[Data records]
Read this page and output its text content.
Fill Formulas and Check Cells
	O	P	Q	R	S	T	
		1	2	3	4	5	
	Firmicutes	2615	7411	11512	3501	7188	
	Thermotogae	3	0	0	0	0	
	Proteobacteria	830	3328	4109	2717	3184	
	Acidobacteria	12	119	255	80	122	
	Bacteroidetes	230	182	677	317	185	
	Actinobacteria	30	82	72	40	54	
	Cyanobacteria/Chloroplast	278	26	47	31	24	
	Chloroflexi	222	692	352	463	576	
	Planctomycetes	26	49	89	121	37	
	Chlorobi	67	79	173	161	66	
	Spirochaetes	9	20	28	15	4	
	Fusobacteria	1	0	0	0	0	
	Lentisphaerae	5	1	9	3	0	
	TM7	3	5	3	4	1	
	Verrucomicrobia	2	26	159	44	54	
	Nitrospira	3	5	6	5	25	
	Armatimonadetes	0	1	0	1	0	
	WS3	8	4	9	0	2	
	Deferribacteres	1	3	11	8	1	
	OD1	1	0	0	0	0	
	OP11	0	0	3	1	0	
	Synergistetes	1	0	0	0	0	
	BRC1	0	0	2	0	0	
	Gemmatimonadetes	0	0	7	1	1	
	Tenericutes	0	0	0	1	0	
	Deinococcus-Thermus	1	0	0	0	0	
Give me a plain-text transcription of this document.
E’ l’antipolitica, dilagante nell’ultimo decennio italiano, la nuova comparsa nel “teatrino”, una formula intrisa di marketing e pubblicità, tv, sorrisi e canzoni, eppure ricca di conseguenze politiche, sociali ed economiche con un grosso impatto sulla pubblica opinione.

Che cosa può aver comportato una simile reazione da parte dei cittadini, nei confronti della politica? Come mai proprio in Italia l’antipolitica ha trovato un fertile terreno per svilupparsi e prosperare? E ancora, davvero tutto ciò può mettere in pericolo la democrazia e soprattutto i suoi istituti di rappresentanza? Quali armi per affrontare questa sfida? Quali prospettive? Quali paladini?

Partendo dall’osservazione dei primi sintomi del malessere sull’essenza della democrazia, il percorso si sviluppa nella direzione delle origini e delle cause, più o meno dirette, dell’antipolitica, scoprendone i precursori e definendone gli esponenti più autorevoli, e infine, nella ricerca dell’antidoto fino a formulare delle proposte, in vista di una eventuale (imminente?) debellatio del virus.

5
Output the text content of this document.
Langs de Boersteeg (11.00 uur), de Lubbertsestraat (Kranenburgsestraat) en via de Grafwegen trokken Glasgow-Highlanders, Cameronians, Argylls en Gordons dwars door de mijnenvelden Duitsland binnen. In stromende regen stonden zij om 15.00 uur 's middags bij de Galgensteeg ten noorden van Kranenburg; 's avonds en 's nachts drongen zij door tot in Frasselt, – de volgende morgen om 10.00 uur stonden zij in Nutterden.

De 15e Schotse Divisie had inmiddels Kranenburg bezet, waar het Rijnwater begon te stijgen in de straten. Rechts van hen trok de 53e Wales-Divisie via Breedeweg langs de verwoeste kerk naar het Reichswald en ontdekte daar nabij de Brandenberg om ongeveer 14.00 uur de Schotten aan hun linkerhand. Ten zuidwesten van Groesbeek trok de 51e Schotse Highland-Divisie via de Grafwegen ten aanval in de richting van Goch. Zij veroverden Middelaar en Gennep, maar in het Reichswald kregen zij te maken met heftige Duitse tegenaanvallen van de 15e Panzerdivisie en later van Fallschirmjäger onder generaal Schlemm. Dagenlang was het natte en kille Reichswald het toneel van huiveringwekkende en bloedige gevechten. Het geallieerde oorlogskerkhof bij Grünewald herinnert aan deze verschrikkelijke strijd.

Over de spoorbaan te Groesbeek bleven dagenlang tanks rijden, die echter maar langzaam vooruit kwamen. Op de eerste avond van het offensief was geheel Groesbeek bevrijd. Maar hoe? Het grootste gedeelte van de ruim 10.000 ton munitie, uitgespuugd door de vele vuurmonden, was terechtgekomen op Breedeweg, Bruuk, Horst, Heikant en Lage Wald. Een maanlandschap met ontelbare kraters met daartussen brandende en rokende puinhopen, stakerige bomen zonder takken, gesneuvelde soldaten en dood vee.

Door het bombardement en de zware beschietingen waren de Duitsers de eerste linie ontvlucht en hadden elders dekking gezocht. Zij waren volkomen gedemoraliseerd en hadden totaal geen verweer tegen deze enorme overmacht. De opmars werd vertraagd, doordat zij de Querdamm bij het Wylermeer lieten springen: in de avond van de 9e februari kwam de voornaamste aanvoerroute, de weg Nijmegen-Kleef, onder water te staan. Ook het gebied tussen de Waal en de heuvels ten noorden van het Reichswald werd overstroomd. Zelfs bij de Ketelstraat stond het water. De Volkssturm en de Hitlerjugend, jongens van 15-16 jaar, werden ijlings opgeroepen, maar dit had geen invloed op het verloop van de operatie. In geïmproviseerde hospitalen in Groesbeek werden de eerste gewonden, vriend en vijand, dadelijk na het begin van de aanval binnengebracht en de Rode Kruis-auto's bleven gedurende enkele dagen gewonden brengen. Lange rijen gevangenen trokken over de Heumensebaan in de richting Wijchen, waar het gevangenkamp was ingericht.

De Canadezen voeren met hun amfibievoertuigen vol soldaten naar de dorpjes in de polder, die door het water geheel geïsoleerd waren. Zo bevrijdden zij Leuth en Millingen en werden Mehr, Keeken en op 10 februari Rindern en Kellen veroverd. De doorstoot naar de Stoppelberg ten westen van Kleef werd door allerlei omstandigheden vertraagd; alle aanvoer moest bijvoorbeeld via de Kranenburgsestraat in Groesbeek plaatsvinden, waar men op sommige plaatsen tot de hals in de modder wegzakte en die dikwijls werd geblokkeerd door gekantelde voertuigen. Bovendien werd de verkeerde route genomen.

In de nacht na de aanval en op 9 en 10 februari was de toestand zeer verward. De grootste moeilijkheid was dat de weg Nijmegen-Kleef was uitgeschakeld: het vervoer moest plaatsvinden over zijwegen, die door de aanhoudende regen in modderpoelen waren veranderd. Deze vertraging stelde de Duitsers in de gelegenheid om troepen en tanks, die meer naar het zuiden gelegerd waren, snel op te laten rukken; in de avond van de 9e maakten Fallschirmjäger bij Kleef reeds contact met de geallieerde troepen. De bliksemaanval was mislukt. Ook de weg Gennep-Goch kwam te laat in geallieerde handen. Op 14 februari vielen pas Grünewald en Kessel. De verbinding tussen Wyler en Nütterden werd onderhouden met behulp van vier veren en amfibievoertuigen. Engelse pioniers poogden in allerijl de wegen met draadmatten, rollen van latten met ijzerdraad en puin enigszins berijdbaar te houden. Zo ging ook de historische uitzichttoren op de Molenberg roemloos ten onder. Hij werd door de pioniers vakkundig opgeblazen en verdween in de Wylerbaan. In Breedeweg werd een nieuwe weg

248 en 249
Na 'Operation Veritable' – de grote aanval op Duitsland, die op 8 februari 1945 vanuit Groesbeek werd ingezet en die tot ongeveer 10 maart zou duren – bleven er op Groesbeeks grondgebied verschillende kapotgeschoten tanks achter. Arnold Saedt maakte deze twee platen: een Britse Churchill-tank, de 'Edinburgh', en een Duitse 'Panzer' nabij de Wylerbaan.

■ **YOUR TASK**:
Copy whichever lines above contain the string "document".

■ **WORKED SOLUTION**:
Give me a plain-text transcription of this document.
Output the text content of this document.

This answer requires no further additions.